• _WORK TO DO_
Rewrite the lines below, replacing "black coaxial" with "white coaxial" wherever it occurs and leaving all other text unchanged.

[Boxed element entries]
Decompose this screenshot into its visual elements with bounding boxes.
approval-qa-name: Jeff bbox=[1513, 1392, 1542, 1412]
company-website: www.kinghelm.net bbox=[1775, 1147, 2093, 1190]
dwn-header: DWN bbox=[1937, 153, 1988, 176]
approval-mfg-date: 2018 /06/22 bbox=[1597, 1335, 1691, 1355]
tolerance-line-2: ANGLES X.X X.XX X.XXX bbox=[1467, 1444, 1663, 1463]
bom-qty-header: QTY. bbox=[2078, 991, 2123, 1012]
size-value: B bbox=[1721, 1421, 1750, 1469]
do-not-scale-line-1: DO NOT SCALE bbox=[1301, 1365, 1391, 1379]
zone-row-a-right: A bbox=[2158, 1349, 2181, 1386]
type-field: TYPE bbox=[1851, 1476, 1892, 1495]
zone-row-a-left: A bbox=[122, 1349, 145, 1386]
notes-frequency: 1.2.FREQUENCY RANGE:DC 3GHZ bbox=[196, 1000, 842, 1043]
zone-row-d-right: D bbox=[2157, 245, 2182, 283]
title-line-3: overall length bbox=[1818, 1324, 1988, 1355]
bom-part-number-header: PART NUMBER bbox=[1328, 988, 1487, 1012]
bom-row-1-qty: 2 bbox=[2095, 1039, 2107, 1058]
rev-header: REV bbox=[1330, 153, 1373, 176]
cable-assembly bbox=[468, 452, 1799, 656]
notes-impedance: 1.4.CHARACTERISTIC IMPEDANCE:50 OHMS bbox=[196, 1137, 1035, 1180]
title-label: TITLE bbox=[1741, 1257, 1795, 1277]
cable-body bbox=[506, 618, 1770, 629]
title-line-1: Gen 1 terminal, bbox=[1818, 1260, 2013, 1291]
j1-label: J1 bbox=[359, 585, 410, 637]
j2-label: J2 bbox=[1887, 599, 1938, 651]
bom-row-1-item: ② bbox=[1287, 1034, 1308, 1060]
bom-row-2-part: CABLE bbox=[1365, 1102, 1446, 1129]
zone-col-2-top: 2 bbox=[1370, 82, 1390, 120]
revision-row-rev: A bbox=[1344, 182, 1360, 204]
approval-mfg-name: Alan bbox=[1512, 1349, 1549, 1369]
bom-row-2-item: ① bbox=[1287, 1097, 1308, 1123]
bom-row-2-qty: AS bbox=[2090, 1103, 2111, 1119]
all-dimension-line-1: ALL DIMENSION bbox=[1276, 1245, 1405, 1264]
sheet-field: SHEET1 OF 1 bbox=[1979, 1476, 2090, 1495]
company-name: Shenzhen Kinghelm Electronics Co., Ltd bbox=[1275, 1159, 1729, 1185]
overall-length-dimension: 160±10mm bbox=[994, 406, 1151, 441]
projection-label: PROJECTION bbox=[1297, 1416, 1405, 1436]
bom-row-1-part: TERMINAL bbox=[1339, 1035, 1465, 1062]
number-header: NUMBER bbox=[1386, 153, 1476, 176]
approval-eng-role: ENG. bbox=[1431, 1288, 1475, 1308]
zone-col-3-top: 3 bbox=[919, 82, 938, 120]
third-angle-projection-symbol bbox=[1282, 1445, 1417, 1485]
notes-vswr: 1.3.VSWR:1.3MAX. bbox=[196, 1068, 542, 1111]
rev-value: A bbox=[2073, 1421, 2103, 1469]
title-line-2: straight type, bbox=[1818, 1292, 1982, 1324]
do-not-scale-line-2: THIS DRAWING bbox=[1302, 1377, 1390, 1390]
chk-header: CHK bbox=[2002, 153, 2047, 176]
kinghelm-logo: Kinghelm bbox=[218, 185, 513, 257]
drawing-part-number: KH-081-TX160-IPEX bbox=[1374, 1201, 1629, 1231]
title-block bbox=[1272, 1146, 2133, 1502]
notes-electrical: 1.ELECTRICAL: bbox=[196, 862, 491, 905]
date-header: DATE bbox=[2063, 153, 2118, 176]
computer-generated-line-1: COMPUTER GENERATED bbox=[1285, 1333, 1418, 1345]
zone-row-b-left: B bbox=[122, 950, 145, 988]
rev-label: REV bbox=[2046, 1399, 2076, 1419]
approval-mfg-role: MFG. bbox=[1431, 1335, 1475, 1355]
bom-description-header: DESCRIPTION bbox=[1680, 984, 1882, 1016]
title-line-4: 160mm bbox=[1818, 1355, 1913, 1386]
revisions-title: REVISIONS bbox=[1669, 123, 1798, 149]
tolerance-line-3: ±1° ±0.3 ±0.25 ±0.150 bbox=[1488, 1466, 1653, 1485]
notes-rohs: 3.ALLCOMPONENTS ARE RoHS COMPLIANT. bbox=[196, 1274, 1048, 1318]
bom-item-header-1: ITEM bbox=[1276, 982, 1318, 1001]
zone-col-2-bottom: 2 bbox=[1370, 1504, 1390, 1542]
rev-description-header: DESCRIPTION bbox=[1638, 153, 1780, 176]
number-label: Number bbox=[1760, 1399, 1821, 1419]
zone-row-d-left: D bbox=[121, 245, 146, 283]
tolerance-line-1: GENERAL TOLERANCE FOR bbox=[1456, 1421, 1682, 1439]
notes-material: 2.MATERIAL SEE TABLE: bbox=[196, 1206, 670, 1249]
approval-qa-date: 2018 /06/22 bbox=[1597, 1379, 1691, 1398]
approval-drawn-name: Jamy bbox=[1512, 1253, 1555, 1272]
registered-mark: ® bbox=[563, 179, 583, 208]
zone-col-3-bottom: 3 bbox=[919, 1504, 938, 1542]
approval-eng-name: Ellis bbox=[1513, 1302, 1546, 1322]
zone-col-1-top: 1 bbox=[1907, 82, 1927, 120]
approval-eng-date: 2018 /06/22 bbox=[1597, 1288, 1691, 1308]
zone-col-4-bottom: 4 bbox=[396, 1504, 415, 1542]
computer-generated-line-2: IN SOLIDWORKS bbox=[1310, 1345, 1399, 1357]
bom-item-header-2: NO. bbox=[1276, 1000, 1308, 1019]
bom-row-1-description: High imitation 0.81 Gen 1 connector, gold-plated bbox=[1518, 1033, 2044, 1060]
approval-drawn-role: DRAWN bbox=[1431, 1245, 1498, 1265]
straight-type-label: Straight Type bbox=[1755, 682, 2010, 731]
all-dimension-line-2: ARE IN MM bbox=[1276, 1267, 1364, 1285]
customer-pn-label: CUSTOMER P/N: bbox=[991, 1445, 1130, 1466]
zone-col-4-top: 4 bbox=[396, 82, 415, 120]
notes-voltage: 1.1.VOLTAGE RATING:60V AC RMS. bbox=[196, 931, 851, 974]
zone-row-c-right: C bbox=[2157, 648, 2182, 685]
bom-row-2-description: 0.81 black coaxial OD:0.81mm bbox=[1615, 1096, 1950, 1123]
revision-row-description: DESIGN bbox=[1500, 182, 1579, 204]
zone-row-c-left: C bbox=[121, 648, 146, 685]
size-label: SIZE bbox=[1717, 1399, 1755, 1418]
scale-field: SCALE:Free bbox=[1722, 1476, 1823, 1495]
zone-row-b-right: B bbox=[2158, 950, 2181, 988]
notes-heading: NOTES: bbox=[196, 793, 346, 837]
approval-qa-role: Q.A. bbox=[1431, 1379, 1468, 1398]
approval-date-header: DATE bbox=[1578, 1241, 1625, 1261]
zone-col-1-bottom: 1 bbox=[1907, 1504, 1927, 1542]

• _THE REPLY_
Decompose this screenshot into its visual elements with bounding boxes.
approval-qa-name: Jeff bbox=[1513, 1392, 1542, 1412]
company-website: www.kinghelm.net bbox=[1775, 1147, 2093, 1190]
dwn-header: DWN bbox=[1937, 153, 1988, 176]
approval-mfg-date: 2018 /06/22 bbox=[1597, 1335, 1691, 1355]
tolerance-line-2: ANGLES X.X X.XX X.XXX bbox=[1467, 1444, 1663, 1463]
bom-qty-header: QTY. bbox=[2078, 991, 2123, 1012]
size-value: B bbox=[1721, 1421, 1750, 1469]
do-not-scale-line-1: DO NOT SCALE bbox=[1301, 1365, 1391, 1379]
zone-row-a-right: A bbox=[2158, 1349, 2181, 1386]
type-field: TYPE bbox=[1851, 1476, 1892, 1495]
zone-row-a-left: A bbox=[122, 1349, 145, 1386]
notes-frequency: 1.2.FREQUENCY RANGE:DC 3GHZ bbox=[196, 1000, 842, 1043]
zone-row-d-right: D bbox=[2157, 245, 2182, 283]
title-line-3: overall length bbox=[1818, 1324, 1988, 1355]
bom-part-number-header: PART NUMBER bbox=[1328, 988, 1487, 1012]
bom-row-1-qty: 2 bbox=[2095, 1039, 2107, 1058]
rev-header: REV bbox=[1330, 153, 1373, 176]
cable-assembly bbox=[468, 452, 1799, 656]
notes-impedance: 1.4.CHARACTERISTIC IMPEDANCE:50 OHMS bbox=[196, 1137, 1035, 1180]
title-label: TITLE bbox=[1741, 1257, 1795, 1277]
cable-body bbox=[506, 618, 1770, 629]
title-line-1: Gen 1 terminal, bbox=[1818, 1260, 2013, 1291]
j1-label: J1 bbox=[359, 585, 410, 637]
j2-label: J2 bbox=[1887, 599, 1938, 651]
bom-row-1-item: ② bbox=[1287, 1034, 1308, 1060]
bom-row-2-part: CABLE bbox=[1365, 1102, 1446, 1129]
zone-col-2-top: 2 bbox=[1370, 82, 1390, 120]
revision-row-rev: A bbox=[1344, 182, 1360, 204]
approval-mfg-name: Alan bbox=[1512, 1349, 1549, 1369]
bom-row-2-item: ① bbox=[1287, 1097, 1308, 1123]
bom-row-2-qty: AS bbox=[2090, 1103, 2111, 1119]
all-dimension-line-1: ALL DIMENSION bbox=[1276, 1245, 1405, 1264]
sheet-field: SHEET1 OF 1 bbox=[1979, 1476, 2090, 1495]
company-name: Shenzhen Kinghelm Electronics Co., Ltd bbox=[1275, 1159, 1729, 1185]
overall-length-dimension: 160±10mm bbox=[994, 406, 1151, 441]
projection-label: PROJECTION bbox=[1297, 1416, 1405, 1436]
bom-row-1-part: TERMINAL bbox=[1339, 1035, 1465, 1062]
number-header: NUMBER bbox=[1386, 153, 1476, 176]
approval-eng-role: ENG. bbox=[1431, 1288, 1475, 1308]
zone-col-3-top: 3 bbox=[919, 82, 938, 120]
third-angle-projection-symbol bbox=[1282, 1445, 1417, 1485]
notes-vswr: 1.3.VSWR:1.3MAX. bbox=[196, 1068, 542, 1111]
rev-value: A bbox=[2073, 1421, 2103, 1469]
title-line-2: straight type, bbox=[1818, 1292, 1982, 1324]
do-not-scale-line-2: THIS DRAWING bbox=[1302, 1377, 1390, 1390]
chk-header: CHK bbox=[2002, 153, 2047, 176]
kinghelm-logo: Kinghelm bbox=[218, 185, 513, 257]
drawing-part-number: KH-081-TX160-IPEX bbox=[1374, 1201, 1629, 1231]
title-block bbox=[1272, 1146, 2133, 1502]
notes-electrical: 1.ELECTRICAL: bbox=[196, 862, 491, 905]
date-header: DATE bbox=[2063, 153, 2118, 176]
computer-generated-line-1: COMPUTER GENERATED bbox=[1285, 1333, 1418, 1345]
zone-row-b-left: B bbox=[122, 950, 145, 988]
rev-label: REV bbox=[2046, 1399, 2076, 1419]
approval-mfg-role: MFG. bbox=[1431, 1335, 1475, 1355]
bom-description-header: DESCRIPTION bbox=[1680, 984, 1882, 1016]
title-line-4: 160mm bbox=[1818, 1355, 1913, 1386]
revisions-title: REVISIONS bbox=[1669, 123, 1798, 149]
tolerance-line-3: ±1° ±0.3 ±0.25 ±0.150 bbox=[1488, 1466, 1653, 1485]
notes-rohs: 3.ALLCOMPONENTS ARE RoHS COMPLIANT. bbox=[196, 1274, 1048, 1318]
bom-item-header-1: ITEM bbox=[1276, 982, 1318, 1001]
zone-col-2-bottom: 2 bbox=[1370, 1504, 1390, 1542]
rev-description-header: DESCRIPTION bbox=[1638, 153, 1780, 176]
number-label: Number bbox=[1760, 1399, 1821, 1419]
zone-row-d-left: D bbox=[121, 245, 146, 283]
tolerance-line-1: GENERAL TOLERANCE FOR bbox=[1456, 1421, 1682, 1439]
notes-material: 2.MATERIAL SEE TABLE: bbox=[196, 1206, 670, 1249]
approval-qa-date: 2018 /06/22 bbox=[1597, 1379, 1691, 1398]
approval-drawn-name: Jamy bbox=[1512, 1253, 1555, 1272]
registered-mark: ® bbox=[563, 179, 583, 208]
zone-col-3-bottom: 3 bbox=[919, 1504, 938, 1542]
approval-eng-name: Ellis bbox=[1513, 1302, 1546, 1322]
zone-col-1-top: 1 bbox=[1907, 82, 1927, 120]
approval-eng-date: 2018 /06/22 bbox=[1597, 1288, 1691, 1308]
zone-col-4-bottom: 4 bbox=[396, 1504, 415, 1542]
computer-generated-line-2: IN SOLIDWORKS bbox=[1310, 1345, 1399, 1357]
bom-item-header-2: NO. bbox=[1276, 1000, 1308, 1019]
bom-row-1-description: High imitation 0.81 Gen 1 connector, gold-plated bbox=[1518, 1033, 2044, 1060]
approval-drawn-role: DRAWN bbox=[1431, 1245, 1498, 1265]
straight-type-label: Straight Type bbox=[1755, 682, 2010, 731]
all-dimension-line-2: ARE IN MM bbox=[1276, 1267, 1364, 1285]
customer-pn-label: CUSTOMER P/N: bbox=[991, 1445, 1130, 1466]
zone-col-4-top: 4 bbox=[396, 82, 415, 120]
notes-voltage: 1.1.VOLTAGE RATING:60V AC RMS. bbox=[196, 931, 851, 974]
zone-row-c-right: C bbox=[2157, 648, 2182, 685]
bom-row-2-description: 0.81 white coaxial OD:0.81mm bbox=[1615, 1096, 1950, 1123]
revision-row-description: DESIGN bbox=[1500, 182, 1579, 204]
zone-row-c-left: C bbox=[121, 648, 146, 685]
size-label: SIZE bbox=[1717, 1399, 1755, 1418]
scale-field: SCALE:Free bbox=[1722, 1476, 1823, 1495]
zone-row-b-right: B bbox=[2158, 950, 2181, 988]
notes-heading: NOTES: bbox=[196, 793, 346, 837]
approval-qa-role: Q.A. bbox=[1431, 1379, 1468, 1398]
approval-date-header: DATE bbox=[1578, 1241, 1625, 1261]
zone-col-1-bottom: 1 bbox=[1907, 1504, 1927, 1542]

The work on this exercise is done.